[TASK INSTRUCTIONS] Reproduce the lines of the material from its first line through the line containing "power-dot <box>400 270 403 272</box>", both ends included.

* start SUPPLIED RECORDS *

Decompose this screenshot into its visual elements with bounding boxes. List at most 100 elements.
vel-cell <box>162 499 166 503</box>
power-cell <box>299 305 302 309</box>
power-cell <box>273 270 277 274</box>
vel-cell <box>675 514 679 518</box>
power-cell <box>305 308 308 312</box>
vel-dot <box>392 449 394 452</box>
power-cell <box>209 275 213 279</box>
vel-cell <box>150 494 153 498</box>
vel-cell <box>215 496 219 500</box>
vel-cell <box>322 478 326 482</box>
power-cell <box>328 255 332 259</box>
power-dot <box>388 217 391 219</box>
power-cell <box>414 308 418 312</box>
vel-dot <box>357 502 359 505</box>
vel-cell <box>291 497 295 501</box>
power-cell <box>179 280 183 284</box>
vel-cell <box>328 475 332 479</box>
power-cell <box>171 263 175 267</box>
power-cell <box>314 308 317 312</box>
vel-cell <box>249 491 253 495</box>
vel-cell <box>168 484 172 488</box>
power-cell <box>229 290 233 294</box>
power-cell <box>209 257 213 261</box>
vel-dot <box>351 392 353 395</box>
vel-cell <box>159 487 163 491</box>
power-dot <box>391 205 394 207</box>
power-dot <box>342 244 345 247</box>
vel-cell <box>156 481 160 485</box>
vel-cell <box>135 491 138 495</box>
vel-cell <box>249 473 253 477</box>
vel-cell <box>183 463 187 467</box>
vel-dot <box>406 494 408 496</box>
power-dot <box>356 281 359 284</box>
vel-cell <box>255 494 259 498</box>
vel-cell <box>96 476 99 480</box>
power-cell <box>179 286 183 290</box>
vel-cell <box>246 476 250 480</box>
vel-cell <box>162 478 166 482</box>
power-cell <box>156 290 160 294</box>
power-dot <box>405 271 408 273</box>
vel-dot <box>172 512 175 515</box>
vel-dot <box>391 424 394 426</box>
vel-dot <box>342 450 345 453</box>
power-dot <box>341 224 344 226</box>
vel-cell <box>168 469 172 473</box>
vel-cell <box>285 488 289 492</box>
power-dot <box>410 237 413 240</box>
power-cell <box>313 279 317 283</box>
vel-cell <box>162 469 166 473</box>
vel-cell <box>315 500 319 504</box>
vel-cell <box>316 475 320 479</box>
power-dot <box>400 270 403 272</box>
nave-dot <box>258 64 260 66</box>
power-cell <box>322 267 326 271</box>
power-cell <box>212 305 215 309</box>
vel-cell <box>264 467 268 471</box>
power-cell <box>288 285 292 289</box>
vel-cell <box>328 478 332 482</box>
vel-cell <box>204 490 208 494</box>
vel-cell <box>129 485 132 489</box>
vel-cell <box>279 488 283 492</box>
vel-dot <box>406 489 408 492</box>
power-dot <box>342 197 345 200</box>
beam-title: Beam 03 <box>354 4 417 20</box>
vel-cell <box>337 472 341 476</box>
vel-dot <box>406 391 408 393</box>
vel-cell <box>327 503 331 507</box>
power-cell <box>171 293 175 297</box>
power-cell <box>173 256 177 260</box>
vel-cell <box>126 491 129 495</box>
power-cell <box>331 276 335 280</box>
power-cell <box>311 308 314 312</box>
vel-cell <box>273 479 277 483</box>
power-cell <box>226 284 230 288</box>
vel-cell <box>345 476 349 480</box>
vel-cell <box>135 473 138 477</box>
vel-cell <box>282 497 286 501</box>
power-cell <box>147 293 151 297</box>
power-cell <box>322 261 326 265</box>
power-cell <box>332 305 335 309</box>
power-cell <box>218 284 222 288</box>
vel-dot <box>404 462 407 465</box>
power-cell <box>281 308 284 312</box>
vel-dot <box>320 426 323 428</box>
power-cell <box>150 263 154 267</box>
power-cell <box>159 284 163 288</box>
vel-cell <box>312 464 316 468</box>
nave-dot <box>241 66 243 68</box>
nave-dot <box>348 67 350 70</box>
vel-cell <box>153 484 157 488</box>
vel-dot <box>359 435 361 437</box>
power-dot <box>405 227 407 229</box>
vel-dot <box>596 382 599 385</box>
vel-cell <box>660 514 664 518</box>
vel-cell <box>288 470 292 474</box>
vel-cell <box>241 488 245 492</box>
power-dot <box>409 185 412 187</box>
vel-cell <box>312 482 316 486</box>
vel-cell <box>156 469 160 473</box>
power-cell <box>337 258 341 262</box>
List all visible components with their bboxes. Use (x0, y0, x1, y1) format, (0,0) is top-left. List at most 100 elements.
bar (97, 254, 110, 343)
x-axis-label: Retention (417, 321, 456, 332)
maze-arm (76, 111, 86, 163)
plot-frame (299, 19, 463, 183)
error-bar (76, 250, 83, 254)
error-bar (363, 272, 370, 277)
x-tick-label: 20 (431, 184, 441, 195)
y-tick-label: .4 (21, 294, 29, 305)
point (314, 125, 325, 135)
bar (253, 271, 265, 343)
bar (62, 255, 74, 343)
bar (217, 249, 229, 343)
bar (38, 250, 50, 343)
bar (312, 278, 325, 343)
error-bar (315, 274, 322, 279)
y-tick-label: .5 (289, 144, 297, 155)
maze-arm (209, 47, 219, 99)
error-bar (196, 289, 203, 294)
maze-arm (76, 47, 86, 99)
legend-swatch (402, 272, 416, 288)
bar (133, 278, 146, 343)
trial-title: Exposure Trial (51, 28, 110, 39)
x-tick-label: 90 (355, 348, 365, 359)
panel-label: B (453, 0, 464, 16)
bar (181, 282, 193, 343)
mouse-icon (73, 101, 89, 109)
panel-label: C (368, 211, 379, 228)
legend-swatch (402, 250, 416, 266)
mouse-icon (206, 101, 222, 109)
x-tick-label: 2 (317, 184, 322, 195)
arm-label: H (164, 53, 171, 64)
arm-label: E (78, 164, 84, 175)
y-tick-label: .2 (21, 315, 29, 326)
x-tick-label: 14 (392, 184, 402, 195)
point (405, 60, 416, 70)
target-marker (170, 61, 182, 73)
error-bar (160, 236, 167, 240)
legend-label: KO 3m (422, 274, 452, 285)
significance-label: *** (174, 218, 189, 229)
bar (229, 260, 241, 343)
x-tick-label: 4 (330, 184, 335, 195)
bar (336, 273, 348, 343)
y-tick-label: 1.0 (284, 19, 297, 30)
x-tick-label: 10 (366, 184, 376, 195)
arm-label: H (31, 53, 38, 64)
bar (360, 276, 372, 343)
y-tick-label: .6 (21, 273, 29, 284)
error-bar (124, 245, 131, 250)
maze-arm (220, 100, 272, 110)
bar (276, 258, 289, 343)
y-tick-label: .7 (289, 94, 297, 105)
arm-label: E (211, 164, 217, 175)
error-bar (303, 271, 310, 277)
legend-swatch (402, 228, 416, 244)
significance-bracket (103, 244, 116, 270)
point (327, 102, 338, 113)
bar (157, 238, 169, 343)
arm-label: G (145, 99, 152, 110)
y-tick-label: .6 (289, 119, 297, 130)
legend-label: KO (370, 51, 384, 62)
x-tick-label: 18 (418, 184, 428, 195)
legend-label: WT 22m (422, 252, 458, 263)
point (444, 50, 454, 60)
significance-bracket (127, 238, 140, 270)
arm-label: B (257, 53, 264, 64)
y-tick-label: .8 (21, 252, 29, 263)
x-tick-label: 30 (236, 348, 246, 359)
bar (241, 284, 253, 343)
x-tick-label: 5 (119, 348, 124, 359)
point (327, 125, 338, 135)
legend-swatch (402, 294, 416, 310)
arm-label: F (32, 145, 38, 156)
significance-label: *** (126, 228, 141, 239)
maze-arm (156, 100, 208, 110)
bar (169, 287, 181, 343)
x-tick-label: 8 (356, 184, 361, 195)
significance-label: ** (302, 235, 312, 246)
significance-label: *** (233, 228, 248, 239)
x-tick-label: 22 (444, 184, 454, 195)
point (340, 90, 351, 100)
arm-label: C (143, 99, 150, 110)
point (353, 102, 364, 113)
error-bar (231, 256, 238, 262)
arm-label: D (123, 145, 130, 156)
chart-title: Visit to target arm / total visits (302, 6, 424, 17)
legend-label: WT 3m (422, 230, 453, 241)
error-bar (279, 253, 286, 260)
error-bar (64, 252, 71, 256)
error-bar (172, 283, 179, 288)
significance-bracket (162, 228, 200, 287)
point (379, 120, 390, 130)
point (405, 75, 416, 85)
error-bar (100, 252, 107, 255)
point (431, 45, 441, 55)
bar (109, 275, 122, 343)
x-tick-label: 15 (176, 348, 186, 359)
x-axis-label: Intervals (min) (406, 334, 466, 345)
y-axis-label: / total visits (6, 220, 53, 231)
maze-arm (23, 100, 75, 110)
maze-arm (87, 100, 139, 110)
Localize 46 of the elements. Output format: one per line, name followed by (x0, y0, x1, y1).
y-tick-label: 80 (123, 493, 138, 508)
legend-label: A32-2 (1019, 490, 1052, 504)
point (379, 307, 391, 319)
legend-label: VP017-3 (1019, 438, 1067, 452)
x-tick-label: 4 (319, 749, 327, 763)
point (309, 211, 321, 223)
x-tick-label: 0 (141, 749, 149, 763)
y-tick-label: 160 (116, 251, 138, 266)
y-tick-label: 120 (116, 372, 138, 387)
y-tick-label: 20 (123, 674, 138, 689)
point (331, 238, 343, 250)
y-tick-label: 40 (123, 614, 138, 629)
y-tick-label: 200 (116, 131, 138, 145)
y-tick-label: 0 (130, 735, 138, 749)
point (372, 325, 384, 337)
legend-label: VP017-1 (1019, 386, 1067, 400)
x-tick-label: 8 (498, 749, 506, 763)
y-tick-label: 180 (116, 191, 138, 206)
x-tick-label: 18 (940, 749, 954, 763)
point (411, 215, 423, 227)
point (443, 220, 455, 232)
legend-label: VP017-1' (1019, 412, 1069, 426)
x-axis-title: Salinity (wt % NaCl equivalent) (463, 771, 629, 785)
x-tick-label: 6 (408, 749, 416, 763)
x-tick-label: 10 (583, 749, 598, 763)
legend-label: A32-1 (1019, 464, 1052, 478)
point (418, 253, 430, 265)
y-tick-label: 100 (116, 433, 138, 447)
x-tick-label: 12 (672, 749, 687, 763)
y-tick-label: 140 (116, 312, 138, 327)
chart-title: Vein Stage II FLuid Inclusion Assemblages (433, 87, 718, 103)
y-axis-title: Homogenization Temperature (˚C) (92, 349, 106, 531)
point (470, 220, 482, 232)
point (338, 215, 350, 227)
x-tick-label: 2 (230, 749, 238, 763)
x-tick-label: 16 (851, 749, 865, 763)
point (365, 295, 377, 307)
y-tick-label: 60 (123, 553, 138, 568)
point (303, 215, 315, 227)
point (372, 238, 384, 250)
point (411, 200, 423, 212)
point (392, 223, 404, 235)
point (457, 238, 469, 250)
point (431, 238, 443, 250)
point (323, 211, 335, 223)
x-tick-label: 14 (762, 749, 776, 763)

* end SUPPLIED RECORDS *

[TASK ANSWER]
Decompose this screenshot into its visual elements with bounding boxes. List at most 100 elements.
vel-cell <box>162 499 166 503</box>
power-cell <box>299 305 302 309</box>
power-cell <box>273 270 277 274</box>
vel-cell <box>675 514 679 518</box>
power-cell <box>305 308 308 312</box>
vel-dot <box>392 449 394 452</box>
power-cell <box>209 275 213 279</box>
vel-cell <box>150 494 153 498</box>
vel-cell <box>215 496 219 500</box>
vel-cell <box>322 478 326 482</box>
power-cell <box>328 255 332 259</box>
power-dot <box>388 217 391 219</box>
power-cell <box>414 308 418 312</box>
vel-dot <box>357 502 359 505</box>
vel-cell <box>291 497 295 501</box>
power-cell <box>179 280 183 284</box>
vel-cell <box>328 475 332 479</box>
power-cell <box>171 263 175 267</box>
power-cell <box>314 308 317 312</box>
vel-cell <box>249 491 253 495</box>
vel-cell <box>168 484 172 488</box>
power-cell <box>229 290 233 294</box>
power-cell <box>209 257 213 261</box>
vel-dot <box>351 392 353 395</box>
vel-cell <box>159 487 163 491</box>
power-dot <box>391 205 394 207</box>
power-dot <box>342 244 345 247</box>
vel-cell <box>156 481 160 485</box>
vel-cell <box>135 491 138 495</box>
vel-cell <box>249 473 253 477</box>
vel-cell <box>183 463 187 467</box>
vel-dot <box>406 494 408 496</box>
power-dot <box>356 281 359 284</box>
vel-cell <box>255 494 259 498</box>
vel-cell <box>96 476 99 480</box>
power-cell <box>179 286 183 290</box>
vel-cell <box>246 476 250 480</box>
vel-cell <box>162 478 166 482</box>
power-cell <box>156 290 160 294</box>
power-dot <box>405 271 408 273</box>
vel-dot <box>172 512 175 515</box>
vel-dot <box>391 424 394 426</box>
vel-dot <box>342 450 345 453</box>
power-dot <box>341 224 344 226</box>
vel-cell <box>168 469 172 473</box>
vel-cell <box>285 488 289 492</box>
power-dot <box>410 237 413 240</box>
power-cell <box>313 279 317 283</box>
vel-cell <box>162 469 166 473</box>
vel-cell <box>315 500 319 504</box>
vel-cell <box>316 475 320 479</box>
power-dot <box>400 270 403 272</box>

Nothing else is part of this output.